STATED EXERCISE:
Report every line in the listing that contains the string "image".

RECORDS TO PROCESS:
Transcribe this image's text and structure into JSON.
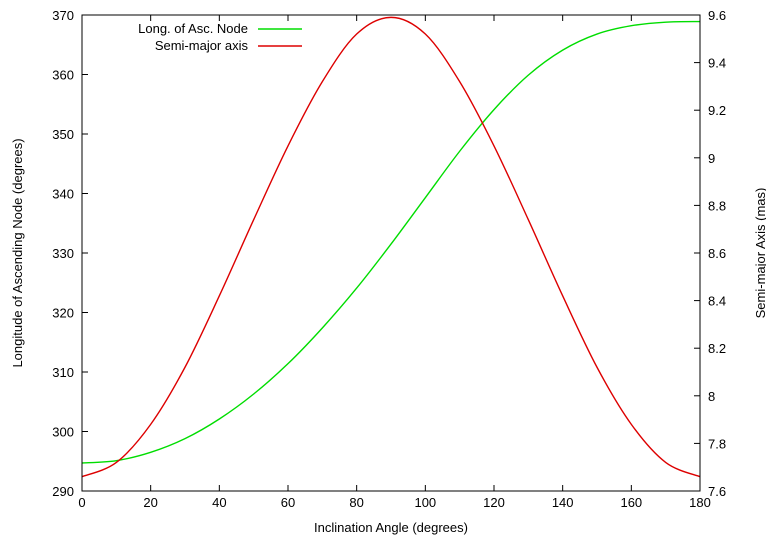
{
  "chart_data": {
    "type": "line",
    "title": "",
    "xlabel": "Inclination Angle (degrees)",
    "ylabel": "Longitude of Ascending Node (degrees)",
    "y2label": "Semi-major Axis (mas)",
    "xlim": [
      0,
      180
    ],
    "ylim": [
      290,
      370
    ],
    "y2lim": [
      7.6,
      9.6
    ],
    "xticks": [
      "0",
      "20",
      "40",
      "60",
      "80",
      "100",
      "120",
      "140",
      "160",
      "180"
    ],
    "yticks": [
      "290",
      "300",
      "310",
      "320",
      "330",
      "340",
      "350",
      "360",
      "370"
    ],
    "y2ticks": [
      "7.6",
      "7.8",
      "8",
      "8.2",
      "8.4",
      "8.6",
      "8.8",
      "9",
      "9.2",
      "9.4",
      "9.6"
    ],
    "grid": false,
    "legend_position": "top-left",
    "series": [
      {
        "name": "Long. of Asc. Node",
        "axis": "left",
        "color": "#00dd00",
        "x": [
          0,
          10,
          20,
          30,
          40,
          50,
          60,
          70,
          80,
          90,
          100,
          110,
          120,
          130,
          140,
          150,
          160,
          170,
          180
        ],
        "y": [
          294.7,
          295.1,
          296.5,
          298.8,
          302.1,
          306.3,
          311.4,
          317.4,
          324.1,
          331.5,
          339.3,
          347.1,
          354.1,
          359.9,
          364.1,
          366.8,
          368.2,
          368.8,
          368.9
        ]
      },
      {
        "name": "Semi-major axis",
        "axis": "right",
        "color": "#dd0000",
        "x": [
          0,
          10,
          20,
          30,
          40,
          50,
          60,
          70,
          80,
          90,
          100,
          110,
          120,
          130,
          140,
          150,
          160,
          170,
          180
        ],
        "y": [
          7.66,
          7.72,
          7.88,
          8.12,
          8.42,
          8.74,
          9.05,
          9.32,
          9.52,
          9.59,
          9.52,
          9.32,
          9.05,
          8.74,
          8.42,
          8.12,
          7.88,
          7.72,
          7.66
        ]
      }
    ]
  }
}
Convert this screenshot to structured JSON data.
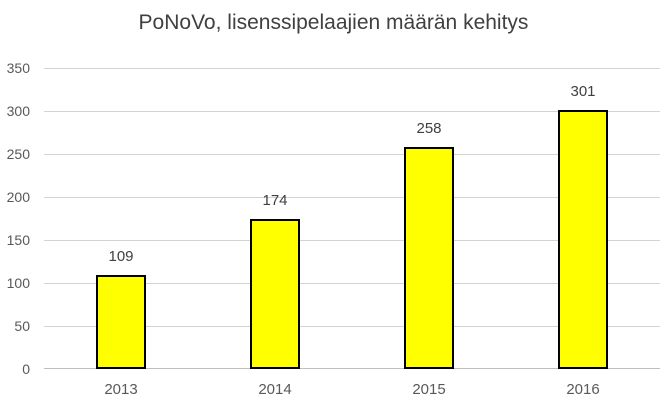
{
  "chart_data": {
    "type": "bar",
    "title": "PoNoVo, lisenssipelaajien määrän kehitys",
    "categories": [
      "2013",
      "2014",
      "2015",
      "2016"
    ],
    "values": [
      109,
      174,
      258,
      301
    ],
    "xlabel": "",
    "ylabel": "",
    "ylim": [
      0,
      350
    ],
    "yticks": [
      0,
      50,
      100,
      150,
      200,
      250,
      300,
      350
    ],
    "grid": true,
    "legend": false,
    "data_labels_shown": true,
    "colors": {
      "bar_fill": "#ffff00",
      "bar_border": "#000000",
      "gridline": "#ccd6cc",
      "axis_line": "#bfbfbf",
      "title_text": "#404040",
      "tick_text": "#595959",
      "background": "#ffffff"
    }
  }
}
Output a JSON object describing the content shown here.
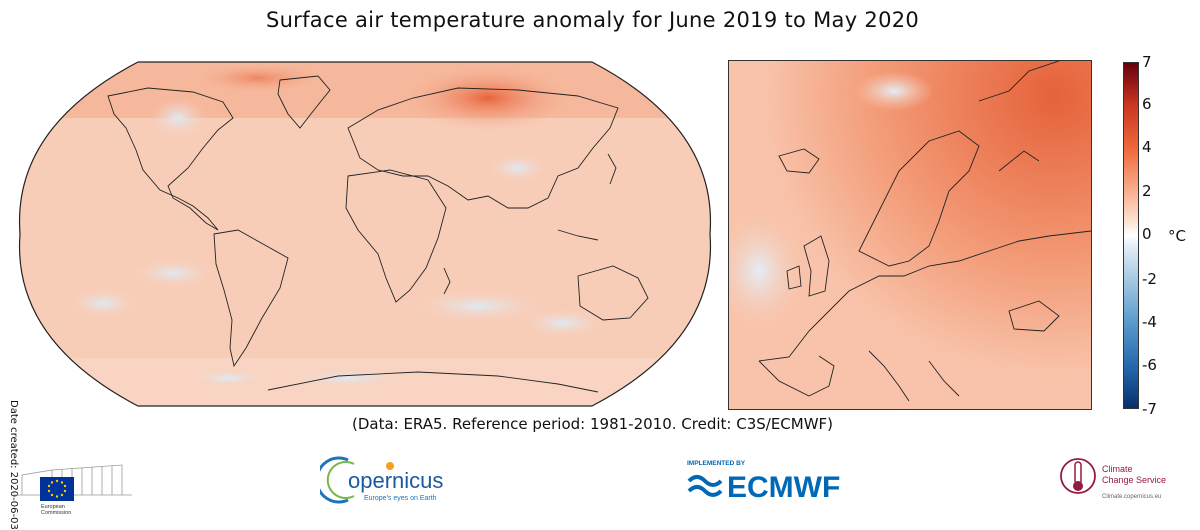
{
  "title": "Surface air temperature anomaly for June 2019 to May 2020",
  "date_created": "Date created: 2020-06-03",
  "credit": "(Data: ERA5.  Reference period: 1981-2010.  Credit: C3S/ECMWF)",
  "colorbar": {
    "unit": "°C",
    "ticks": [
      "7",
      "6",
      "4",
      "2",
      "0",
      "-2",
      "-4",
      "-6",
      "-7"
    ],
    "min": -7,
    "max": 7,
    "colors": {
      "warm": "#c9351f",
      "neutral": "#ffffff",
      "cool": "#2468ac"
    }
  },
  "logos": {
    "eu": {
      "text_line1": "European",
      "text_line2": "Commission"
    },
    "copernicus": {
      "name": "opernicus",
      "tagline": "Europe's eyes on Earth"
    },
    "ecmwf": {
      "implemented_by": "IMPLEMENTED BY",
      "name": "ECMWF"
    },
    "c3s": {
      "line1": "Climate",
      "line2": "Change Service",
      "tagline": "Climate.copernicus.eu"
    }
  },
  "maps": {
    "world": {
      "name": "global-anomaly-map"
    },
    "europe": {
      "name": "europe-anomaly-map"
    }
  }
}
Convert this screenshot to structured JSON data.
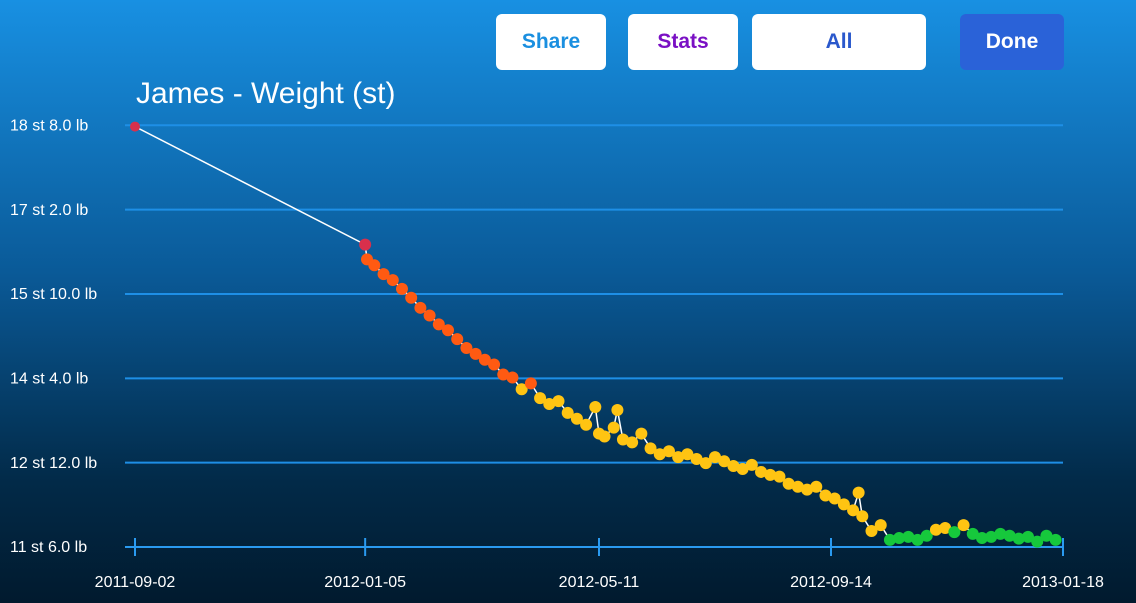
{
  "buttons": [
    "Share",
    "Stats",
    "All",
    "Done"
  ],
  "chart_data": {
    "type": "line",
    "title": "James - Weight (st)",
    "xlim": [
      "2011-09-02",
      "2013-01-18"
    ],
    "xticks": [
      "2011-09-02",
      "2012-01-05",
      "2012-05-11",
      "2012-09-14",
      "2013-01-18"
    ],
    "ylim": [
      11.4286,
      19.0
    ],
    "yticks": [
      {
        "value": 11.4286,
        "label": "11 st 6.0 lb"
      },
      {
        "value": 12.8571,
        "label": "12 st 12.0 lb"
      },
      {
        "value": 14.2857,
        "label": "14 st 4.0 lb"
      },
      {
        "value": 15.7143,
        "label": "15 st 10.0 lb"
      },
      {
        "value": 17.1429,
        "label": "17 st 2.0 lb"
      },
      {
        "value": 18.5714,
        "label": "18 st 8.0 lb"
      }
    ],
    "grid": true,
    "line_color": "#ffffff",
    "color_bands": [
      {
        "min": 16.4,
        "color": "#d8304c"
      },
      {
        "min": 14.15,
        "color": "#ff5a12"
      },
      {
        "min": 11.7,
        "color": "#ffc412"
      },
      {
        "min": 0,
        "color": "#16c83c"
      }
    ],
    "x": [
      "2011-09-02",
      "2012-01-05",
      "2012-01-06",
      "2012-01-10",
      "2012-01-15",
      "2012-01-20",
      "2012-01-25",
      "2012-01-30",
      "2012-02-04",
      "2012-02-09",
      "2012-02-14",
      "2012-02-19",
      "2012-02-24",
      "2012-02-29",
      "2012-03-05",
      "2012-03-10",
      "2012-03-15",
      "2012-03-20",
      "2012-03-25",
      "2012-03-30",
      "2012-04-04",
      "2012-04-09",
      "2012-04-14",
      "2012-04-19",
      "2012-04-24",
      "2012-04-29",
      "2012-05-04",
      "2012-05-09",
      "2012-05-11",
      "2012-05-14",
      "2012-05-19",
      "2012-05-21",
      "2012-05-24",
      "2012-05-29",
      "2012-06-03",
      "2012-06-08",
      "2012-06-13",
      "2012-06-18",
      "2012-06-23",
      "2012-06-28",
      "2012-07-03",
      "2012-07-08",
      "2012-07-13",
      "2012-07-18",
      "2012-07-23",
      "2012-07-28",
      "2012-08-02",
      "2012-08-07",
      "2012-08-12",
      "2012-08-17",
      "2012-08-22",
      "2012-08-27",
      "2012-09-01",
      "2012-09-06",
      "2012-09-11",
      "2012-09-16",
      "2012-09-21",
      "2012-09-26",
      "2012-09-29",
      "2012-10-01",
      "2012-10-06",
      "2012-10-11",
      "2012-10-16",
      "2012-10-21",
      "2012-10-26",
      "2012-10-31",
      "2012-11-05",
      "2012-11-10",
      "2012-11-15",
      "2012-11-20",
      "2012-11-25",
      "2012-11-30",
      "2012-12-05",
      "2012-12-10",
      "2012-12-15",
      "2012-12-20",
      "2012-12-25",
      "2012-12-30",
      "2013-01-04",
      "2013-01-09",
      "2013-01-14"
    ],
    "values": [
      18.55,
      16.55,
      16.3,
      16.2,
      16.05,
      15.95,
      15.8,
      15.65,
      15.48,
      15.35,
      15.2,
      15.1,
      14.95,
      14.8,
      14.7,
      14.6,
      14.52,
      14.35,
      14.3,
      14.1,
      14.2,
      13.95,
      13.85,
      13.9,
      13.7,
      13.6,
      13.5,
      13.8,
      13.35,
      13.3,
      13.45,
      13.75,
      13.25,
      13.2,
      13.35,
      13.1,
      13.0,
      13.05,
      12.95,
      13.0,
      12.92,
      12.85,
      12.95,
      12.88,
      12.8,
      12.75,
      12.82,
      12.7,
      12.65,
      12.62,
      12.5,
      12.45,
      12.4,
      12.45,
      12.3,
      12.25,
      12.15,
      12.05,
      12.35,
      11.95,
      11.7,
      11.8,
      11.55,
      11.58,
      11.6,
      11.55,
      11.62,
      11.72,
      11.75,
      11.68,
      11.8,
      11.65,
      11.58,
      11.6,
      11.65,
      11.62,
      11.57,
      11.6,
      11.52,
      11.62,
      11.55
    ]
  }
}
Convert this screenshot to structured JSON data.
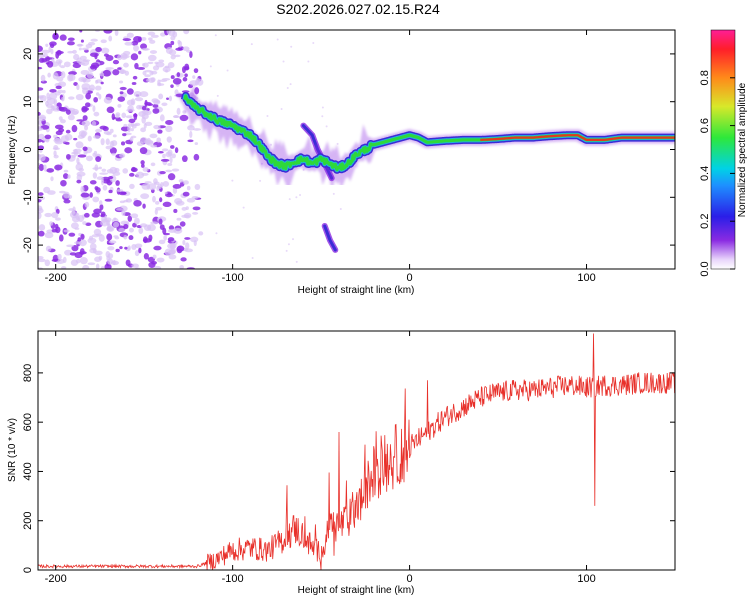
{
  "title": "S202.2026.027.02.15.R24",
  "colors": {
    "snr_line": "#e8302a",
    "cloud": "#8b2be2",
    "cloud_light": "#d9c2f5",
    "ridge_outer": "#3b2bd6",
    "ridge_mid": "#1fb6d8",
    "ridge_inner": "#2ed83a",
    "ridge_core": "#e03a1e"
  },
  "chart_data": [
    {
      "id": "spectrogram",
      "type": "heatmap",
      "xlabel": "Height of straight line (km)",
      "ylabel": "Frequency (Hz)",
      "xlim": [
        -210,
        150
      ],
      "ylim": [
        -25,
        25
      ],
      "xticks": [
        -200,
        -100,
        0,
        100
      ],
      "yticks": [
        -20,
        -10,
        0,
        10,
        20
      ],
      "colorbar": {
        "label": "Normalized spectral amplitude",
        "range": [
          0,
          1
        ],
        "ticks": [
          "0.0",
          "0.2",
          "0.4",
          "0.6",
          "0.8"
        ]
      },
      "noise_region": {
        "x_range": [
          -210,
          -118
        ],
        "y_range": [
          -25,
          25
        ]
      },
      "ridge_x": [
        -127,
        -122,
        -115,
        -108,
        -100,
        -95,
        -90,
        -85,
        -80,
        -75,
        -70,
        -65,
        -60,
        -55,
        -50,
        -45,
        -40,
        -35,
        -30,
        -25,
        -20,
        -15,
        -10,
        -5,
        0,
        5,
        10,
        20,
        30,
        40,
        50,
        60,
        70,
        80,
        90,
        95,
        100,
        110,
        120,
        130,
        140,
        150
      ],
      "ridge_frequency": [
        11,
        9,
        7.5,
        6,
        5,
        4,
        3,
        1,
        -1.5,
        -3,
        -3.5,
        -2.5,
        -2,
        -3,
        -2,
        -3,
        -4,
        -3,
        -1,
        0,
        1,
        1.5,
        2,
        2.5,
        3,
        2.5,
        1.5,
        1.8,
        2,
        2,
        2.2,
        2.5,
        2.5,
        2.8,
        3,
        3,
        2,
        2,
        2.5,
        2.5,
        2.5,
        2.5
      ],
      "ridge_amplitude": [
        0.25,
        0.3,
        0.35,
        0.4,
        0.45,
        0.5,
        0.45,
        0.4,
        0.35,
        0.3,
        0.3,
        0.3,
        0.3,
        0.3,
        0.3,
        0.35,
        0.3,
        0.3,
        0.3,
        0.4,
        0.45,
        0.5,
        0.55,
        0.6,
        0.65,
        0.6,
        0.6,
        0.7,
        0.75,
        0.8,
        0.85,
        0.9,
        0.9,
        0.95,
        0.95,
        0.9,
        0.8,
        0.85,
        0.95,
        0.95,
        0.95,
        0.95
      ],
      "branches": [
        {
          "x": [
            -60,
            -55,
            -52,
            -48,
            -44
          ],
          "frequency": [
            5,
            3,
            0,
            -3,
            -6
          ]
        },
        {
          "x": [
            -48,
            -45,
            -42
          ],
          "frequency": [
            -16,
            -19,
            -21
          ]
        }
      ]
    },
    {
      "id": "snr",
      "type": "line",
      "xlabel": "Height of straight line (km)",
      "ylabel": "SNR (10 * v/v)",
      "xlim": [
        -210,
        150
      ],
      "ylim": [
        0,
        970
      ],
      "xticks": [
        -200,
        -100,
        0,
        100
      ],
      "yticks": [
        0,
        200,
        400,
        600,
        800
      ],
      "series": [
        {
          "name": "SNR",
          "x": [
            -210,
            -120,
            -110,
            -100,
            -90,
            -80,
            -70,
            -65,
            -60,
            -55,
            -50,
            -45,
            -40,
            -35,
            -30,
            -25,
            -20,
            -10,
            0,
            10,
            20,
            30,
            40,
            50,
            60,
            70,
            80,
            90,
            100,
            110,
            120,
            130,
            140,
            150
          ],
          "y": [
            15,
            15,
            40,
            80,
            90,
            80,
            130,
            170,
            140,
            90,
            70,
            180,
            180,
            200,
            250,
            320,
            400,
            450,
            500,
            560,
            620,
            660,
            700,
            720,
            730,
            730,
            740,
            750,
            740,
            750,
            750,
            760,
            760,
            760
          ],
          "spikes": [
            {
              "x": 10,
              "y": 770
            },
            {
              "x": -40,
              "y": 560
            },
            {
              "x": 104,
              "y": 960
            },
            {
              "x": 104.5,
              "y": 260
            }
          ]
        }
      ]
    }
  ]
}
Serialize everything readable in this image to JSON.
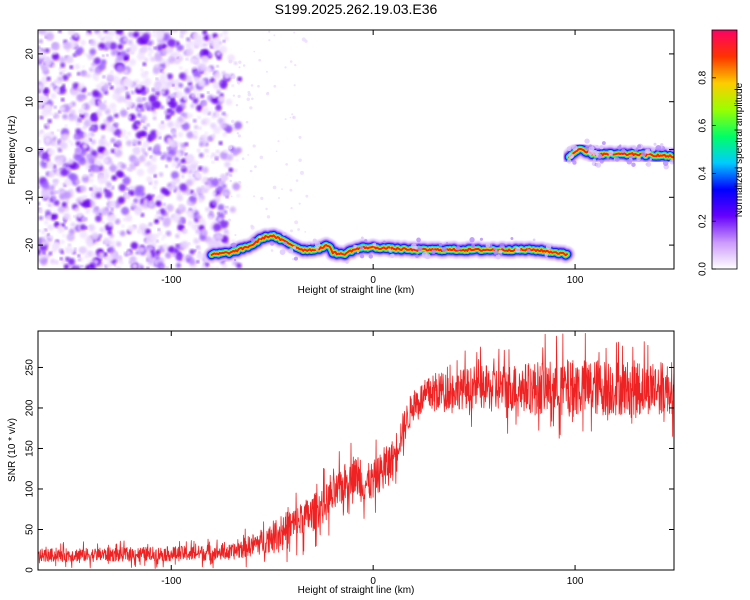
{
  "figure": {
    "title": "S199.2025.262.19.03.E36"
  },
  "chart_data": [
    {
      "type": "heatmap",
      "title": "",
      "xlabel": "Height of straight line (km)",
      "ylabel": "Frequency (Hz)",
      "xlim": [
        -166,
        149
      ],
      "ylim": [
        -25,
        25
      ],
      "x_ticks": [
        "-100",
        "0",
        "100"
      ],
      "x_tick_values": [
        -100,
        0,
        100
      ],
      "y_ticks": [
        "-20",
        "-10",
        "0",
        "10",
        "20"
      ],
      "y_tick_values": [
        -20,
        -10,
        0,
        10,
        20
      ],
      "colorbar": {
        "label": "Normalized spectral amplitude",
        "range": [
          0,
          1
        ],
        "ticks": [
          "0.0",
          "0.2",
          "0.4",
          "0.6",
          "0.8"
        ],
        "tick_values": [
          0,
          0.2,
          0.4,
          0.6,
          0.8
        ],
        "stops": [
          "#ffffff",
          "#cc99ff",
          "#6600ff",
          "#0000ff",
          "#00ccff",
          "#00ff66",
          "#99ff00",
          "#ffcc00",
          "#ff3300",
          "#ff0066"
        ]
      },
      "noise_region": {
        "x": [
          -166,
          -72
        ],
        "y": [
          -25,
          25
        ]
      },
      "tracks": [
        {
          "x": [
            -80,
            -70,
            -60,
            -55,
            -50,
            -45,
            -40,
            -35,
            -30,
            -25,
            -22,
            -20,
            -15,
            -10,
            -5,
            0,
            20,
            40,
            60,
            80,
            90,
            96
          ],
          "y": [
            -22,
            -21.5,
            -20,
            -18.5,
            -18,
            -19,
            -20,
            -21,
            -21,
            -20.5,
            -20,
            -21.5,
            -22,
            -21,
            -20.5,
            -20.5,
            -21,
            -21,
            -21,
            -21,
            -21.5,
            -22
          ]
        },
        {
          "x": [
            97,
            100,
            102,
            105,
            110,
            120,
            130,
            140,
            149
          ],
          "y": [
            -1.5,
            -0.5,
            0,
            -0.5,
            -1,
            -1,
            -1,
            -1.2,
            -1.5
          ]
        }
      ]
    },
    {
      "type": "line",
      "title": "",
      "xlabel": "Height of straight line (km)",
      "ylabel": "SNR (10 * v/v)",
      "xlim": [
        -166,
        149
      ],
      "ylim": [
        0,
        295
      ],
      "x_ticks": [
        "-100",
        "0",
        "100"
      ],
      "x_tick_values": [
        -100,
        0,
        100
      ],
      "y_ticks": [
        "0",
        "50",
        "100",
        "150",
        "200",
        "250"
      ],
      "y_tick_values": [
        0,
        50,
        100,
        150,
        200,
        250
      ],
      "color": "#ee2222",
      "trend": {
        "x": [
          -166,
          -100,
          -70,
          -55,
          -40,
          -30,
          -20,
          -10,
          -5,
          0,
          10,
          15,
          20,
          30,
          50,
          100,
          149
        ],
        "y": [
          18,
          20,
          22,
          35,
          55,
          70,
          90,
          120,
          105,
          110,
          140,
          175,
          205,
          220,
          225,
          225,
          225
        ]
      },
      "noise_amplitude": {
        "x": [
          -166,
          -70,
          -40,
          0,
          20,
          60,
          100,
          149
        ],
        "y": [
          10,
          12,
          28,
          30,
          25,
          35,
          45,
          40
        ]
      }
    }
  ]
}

RESULT:
Transcribe this image's text and structure into JSON.
Serialize everything readable in this image to JSON.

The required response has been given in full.